TASK REQUIREMENTS:
Copy out each line that includes the word "Wonderfull".
— start RECORDED DATA —
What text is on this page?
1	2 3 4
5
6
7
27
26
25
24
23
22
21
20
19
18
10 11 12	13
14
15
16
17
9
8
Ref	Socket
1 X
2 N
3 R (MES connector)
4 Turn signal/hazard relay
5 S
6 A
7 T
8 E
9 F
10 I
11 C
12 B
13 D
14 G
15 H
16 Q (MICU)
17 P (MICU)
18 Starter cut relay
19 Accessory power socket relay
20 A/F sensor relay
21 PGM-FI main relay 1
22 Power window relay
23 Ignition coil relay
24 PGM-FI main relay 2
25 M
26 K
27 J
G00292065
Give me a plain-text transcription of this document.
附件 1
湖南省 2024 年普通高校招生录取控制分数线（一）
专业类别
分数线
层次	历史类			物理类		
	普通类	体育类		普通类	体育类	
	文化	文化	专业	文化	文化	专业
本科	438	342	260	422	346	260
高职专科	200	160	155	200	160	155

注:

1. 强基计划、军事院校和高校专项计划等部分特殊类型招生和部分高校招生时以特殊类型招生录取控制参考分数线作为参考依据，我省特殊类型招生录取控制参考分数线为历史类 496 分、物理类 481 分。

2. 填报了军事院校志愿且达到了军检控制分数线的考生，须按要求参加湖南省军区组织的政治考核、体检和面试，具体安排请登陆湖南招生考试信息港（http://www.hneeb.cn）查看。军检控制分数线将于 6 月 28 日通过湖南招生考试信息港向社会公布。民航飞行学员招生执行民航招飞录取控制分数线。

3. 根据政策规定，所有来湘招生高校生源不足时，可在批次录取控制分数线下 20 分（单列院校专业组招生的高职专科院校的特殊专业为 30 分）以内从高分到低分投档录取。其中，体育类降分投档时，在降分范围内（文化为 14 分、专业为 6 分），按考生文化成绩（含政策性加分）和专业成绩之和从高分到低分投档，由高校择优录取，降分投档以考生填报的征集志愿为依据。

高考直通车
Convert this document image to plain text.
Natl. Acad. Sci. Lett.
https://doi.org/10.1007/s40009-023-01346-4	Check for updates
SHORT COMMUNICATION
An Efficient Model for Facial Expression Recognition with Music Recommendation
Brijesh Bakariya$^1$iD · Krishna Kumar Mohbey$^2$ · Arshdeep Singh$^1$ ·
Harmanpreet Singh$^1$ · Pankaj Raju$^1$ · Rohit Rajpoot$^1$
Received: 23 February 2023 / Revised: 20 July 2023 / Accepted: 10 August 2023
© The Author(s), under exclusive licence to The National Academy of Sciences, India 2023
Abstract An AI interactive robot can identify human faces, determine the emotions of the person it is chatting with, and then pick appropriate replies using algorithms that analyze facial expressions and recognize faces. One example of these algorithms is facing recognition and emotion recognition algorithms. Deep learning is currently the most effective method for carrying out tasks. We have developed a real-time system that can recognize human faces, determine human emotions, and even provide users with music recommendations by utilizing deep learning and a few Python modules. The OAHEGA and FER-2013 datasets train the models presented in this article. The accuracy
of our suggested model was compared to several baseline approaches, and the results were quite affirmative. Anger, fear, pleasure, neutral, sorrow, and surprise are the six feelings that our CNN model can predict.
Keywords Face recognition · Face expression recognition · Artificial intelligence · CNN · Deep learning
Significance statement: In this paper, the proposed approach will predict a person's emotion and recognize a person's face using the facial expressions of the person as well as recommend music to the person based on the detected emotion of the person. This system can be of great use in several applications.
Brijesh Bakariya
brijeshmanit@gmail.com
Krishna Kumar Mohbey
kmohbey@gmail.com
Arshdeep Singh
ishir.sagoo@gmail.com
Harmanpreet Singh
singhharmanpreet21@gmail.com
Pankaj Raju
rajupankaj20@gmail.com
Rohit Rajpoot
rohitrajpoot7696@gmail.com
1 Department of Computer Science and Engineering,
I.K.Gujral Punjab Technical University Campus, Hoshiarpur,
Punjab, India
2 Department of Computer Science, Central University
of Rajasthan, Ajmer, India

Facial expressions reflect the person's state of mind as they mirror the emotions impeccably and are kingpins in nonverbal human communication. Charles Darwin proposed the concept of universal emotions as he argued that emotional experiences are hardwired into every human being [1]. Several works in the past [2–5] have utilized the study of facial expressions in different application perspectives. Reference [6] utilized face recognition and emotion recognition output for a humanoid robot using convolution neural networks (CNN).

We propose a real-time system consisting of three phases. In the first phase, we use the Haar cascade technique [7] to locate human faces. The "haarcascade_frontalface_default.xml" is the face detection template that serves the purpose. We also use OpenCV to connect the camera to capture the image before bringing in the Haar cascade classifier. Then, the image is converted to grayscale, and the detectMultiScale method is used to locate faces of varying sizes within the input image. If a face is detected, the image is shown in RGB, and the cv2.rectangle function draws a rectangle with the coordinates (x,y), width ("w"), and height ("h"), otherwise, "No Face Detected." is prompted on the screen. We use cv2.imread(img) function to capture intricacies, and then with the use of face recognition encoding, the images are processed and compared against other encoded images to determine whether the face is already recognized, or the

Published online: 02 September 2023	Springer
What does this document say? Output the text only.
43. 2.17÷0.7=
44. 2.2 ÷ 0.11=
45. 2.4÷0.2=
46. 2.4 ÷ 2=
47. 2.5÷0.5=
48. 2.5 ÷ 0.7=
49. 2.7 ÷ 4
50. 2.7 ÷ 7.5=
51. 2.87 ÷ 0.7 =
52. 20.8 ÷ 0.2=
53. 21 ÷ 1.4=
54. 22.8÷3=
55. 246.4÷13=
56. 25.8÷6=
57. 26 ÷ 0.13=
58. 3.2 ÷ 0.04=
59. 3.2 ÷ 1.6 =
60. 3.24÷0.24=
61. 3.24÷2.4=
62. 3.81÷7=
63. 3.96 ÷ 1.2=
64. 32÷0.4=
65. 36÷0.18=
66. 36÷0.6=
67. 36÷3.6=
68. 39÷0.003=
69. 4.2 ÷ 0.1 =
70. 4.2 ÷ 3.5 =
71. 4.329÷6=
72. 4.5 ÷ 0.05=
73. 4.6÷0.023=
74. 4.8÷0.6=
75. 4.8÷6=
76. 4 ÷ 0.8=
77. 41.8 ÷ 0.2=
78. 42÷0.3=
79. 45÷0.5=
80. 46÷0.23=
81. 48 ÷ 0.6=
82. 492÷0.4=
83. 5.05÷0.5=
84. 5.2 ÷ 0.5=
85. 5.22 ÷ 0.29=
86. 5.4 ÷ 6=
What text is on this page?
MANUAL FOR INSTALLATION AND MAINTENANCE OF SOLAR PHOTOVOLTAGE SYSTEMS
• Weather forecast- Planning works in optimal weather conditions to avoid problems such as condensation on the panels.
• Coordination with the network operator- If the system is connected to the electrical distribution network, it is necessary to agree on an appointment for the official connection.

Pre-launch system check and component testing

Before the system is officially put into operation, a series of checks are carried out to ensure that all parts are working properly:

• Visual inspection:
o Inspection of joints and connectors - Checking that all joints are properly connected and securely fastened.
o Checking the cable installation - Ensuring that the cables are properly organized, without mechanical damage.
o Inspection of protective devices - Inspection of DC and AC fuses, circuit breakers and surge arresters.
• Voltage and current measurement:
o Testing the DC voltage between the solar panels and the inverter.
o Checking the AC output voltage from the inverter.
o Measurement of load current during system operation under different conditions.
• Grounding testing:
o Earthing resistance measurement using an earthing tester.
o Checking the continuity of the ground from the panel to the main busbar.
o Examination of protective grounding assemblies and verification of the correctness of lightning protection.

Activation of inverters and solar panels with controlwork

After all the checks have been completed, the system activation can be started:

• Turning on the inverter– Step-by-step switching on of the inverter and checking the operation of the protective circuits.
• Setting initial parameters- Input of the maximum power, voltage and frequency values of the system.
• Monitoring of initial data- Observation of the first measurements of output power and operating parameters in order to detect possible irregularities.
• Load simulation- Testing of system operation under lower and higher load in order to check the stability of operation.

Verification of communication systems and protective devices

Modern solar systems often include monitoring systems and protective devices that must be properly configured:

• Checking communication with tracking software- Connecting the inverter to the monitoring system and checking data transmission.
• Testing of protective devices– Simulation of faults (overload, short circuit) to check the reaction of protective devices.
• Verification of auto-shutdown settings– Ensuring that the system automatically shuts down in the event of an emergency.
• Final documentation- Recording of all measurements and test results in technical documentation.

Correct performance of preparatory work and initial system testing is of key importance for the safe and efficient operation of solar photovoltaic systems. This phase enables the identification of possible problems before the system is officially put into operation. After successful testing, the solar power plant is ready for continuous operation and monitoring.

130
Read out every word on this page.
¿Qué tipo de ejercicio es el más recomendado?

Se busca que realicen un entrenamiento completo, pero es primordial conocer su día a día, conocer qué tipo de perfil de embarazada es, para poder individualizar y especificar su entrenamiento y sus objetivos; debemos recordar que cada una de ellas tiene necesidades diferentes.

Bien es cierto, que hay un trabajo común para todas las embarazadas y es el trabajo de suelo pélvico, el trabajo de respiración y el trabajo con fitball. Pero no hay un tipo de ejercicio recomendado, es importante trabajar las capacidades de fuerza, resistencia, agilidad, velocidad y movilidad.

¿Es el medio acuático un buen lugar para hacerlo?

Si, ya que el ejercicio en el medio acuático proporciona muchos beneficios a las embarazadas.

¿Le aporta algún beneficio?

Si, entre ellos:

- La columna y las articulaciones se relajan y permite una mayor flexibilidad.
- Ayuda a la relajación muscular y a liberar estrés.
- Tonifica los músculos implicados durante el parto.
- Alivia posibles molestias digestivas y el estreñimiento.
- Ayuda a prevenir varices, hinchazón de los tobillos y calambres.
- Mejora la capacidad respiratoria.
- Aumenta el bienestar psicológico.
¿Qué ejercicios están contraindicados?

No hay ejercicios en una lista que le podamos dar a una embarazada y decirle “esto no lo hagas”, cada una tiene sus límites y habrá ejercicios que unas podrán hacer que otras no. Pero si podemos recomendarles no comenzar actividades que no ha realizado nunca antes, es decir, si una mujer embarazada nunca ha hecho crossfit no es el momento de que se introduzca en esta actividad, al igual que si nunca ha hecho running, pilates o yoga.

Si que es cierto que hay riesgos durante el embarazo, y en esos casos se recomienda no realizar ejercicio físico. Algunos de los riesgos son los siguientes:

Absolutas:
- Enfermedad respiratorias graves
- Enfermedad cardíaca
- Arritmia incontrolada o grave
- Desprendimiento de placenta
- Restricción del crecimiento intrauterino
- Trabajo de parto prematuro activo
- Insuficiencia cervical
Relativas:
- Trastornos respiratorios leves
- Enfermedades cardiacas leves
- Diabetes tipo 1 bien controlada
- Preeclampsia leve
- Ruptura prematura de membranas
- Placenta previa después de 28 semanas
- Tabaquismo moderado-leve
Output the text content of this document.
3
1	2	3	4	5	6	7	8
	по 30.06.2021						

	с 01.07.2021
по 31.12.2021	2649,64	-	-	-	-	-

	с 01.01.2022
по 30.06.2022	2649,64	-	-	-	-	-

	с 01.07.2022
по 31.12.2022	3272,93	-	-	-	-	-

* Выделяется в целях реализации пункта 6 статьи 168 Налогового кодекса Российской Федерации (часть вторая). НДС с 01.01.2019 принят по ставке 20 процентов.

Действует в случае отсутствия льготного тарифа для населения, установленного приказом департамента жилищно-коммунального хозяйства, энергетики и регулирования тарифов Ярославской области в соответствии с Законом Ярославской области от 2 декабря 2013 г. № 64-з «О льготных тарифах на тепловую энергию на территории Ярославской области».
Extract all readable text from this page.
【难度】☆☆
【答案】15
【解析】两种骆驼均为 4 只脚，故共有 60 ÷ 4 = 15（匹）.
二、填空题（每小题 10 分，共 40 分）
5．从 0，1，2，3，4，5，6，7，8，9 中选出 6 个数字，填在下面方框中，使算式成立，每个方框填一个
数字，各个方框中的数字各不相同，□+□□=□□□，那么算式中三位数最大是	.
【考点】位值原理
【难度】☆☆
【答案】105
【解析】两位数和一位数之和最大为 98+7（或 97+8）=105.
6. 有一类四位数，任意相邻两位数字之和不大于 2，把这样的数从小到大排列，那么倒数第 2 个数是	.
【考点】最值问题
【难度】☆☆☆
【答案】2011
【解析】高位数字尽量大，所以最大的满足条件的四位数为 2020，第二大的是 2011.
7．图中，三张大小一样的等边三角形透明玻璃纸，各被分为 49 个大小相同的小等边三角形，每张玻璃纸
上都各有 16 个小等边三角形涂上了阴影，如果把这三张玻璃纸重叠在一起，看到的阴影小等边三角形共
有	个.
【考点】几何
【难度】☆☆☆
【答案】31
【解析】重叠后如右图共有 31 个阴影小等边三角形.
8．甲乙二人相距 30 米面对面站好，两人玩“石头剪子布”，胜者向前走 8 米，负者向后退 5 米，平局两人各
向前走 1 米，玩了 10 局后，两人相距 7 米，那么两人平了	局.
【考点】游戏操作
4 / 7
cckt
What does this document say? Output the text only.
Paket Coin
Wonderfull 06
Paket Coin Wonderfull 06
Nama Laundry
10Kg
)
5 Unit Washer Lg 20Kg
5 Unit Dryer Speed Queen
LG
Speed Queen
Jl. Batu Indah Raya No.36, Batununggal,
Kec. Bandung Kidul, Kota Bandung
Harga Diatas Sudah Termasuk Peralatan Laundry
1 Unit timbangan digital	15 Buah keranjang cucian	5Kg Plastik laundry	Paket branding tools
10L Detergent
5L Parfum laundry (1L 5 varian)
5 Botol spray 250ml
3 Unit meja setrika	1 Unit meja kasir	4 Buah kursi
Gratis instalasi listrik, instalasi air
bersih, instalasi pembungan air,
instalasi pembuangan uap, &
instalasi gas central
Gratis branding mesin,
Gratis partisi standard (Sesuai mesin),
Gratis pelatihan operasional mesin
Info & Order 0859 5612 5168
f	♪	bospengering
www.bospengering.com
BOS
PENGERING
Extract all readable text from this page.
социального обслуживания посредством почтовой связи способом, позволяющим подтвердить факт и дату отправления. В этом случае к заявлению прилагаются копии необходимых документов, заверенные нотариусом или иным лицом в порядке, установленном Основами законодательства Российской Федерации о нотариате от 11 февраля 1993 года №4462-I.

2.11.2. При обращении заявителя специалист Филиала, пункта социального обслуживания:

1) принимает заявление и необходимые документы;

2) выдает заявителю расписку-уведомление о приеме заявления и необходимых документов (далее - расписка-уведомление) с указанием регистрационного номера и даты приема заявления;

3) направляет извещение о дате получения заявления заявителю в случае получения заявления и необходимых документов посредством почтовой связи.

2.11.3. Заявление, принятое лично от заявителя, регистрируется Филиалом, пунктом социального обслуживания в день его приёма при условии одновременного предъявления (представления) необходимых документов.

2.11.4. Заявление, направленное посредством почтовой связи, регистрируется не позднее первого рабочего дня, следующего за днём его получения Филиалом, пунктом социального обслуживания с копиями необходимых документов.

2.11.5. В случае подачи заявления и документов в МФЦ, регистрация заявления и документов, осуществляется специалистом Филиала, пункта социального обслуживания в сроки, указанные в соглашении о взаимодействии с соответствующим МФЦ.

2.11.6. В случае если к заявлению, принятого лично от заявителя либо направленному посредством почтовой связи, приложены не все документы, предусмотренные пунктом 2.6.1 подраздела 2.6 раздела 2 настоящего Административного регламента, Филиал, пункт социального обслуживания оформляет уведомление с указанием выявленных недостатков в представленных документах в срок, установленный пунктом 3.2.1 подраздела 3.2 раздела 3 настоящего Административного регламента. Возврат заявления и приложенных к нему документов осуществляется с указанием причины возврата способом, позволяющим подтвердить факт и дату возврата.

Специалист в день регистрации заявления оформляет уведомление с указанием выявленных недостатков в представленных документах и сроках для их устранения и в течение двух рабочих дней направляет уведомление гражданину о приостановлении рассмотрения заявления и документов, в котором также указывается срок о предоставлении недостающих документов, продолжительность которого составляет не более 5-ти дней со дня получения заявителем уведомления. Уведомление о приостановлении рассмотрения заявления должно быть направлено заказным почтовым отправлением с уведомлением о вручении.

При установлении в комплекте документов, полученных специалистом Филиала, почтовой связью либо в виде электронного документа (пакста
— end RECORDED DATA —
SOLUTION FOR THIS EXERCISE:
Wonderfull 06
Paket Coin Wonderfull 06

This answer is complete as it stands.